DIRECTION:
In this exercise, reproduce all the entries that follow exactly.

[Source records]
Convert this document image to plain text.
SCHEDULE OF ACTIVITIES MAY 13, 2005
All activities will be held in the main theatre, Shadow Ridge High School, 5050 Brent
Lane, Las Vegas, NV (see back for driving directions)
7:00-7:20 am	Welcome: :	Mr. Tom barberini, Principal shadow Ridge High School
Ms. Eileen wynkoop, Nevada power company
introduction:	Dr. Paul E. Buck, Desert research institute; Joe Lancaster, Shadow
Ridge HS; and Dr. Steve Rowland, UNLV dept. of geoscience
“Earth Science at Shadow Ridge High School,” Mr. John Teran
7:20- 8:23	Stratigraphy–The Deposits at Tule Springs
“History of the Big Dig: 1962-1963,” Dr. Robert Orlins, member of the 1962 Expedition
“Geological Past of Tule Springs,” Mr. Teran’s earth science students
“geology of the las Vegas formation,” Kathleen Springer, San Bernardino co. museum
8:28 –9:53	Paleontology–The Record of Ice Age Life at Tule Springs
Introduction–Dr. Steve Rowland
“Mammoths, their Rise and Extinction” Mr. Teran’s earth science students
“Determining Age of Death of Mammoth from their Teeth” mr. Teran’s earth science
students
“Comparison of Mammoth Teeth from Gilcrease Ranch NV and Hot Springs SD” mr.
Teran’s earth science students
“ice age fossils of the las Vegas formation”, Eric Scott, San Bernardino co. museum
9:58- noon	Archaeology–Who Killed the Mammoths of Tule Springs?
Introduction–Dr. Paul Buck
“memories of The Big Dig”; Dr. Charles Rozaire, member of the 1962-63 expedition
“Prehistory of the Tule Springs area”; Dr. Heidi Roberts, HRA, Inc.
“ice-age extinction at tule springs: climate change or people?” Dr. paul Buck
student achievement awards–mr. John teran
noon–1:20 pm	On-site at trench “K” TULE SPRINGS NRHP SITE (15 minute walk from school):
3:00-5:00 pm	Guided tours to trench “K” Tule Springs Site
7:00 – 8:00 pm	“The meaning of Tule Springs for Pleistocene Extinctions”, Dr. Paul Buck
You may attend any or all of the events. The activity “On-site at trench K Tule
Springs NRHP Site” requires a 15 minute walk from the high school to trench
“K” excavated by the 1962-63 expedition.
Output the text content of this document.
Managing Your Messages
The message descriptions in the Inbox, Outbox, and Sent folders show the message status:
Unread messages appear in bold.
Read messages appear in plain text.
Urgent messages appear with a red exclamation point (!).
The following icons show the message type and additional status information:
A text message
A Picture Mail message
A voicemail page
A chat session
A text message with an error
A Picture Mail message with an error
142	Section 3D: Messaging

WRITTEN RESPONSE:
Convert this document image to plain text.
SCHEDULE OF ACTIVITIES MAY 13, 2005
All activities will be held in the main theatre, Shadow Ridge High School, 5050 Brent
Lane, Las Vegas, NV (see back for driving directions)
7:00-7:20 am	Welcome: :	Mr. Tom barberini, Principal shadow Ridge High School
Ms. Eileen wynkoop, Nevada power company
introduction:	Dr. Paul E. Buck, Desert research institute; Joe Lancaster, Shadow
Ridge HS; and Dr. Steve Rowland, UNLV dept. of geoscience
“Earth Science at Shadow Ridge High School,” Mr. John Teran
7:20- 8:23	Stratigraphy–The Deposits at Tule Springs
“History of the Big Dig: 1962-1963,” Dr. Robert Orlins, member of the 1962 Expedition
“Geological Past of Tule Springs,” Mr. Teran’s earth science students
“geology of the las Vegas formation,” Kathleen Springer, San Bernardino co. museum
8:28 –9:53	Paleontology–The Record of Ice Age Life at Tule Springs
Introduction–Dr. Steve Rowland
“Mammoths, their Rise and Extinction” Mr. Teran’s earth science students
“Determining Age of Death of Mammoth from their Teeth” mr. Teran’s earth science
students
“Comparison of Mammoth Teeth from Gilcrease Ranch NV and Hot Springs SD” mr.
Teran’s earth science students
“ice age fossils of the las Vegas formation”, Eric Scott, San Bernardino co. museum
9:58- noon	Archaeology–Who Killed the Mammoths of Tule Springs?
Introduction–Dr. Paul Buck
“memories of The Big Dig”; Dr. Charles Rozaire, member of the 1962-63 expedition
“Prehistory of the Tule Springs area”; Dr. Heidi Roberts, HRA, Inc.
“ice-age extinction at tule springs: climate change or people?” Dr. paul Buck
student achievement awards–mr. John teran
noon–1:20 pm	On-site at trench “K” TULE SPRINGS NRHP SITE (15 minute walk from school):
3:00-5:00 pm	Guided tours to trench “K” Tule Springs Site
7:00 – 8:00 pm	“The meaning of Tule Springs for Pleistocene Extinctions”, Dr. Paul Buck
You may attend any or all of the events. The activity “On-site at trench K Tule
Springs NRHP Site” requires a 15 minute walk from the high school to trench
“K” excavated by the 1962-63 expedition.
Output the text content of this document.
Managing Your Messages
The message descriptions in the Inbox, Outbox, and Sent folders show the message status:
Unread messages appear in bold.
Read messages appear in plain text.
Urgent messages appear with a red exclamation point (!).
The following icons show the message type and additional status information:
A text message
A Picture Mail message
A voicemail page
A chat session
A text message with an error
A Picture Mail message with an error
142	Section 3D: Messaging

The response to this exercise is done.